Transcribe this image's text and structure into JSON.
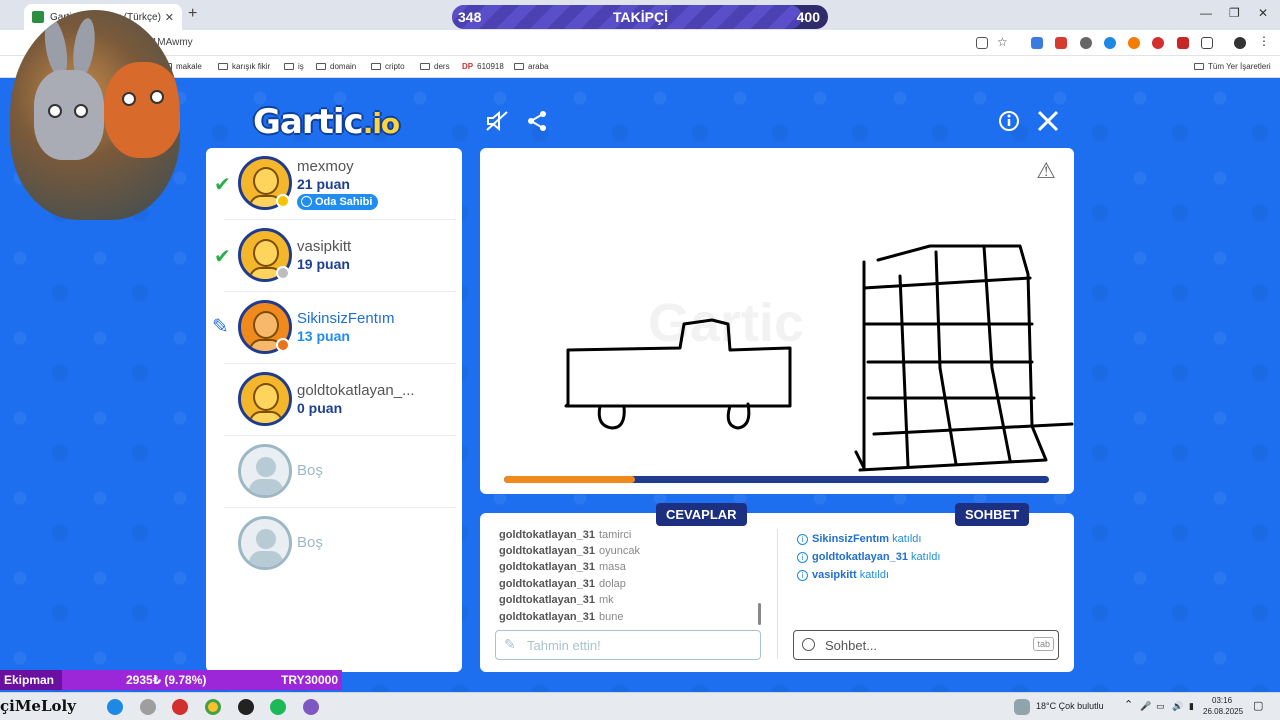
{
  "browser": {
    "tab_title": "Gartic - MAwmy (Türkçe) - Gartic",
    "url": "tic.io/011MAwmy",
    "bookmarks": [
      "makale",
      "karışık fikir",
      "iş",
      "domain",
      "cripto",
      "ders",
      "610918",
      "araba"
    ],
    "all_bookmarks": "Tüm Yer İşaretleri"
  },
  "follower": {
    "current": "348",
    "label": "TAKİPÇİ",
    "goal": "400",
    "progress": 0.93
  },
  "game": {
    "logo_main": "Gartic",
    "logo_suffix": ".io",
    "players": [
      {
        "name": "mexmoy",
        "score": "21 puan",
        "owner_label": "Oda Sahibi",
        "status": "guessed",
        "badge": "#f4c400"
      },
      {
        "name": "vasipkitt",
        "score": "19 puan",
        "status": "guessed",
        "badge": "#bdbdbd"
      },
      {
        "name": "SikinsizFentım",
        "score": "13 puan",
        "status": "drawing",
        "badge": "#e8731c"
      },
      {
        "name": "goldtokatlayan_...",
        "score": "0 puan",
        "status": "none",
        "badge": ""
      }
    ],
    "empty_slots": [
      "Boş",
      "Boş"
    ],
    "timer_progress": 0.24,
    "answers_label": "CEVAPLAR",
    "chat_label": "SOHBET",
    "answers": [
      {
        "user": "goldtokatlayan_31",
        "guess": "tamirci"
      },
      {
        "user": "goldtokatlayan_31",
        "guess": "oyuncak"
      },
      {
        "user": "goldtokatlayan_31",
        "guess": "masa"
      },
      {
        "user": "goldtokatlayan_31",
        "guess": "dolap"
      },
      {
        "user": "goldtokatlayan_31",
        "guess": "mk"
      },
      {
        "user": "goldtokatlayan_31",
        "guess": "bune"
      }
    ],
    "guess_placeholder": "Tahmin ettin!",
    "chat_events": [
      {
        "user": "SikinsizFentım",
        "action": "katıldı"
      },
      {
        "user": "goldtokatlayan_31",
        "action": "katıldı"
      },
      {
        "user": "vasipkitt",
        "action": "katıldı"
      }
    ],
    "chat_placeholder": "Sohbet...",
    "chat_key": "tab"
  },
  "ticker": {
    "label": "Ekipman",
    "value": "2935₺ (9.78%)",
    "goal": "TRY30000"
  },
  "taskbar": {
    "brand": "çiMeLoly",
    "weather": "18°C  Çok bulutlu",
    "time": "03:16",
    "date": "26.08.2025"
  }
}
--
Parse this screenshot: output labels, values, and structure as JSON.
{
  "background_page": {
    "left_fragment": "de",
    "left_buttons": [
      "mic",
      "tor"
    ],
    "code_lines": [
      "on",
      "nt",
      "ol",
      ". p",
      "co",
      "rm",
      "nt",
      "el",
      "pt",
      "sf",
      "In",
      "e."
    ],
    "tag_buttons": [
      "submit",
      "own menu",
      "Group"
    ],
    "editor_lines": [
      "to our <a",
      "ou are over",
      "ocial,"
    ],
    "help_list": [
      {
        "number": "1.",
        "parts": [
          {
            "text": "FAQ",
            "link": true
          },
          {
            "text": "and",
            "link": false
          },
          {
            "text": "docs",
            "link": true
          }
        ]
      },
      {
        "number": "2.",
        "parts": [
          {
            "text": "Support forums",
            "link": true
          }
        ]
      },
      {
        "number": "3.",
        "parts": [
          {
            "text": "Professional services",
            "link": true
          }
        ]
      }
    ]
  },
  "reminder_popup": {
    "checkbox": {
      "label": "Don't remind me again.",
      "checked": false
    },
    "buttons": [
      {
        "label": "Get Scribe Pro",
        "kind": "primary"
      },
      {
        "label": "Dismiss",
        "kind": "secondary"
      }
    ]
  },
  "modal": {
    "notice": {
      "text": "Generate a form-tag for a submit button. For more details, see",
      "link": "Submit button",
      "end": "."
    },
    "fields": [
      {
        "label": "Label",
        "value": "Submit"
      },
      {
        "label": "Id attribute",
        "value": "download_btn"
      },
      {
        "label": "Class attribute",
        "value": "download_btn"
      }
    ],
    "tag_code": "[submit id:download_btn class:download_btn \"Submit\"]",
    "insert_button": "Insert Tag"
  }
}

§ THE REQUEST
Return all lines with the word "score" in them.

§ EXPECTED ANSWER
        "score": "21 puan",
        "score": "19 puan",
        "score": "13 puan",
        "score": "0 puan",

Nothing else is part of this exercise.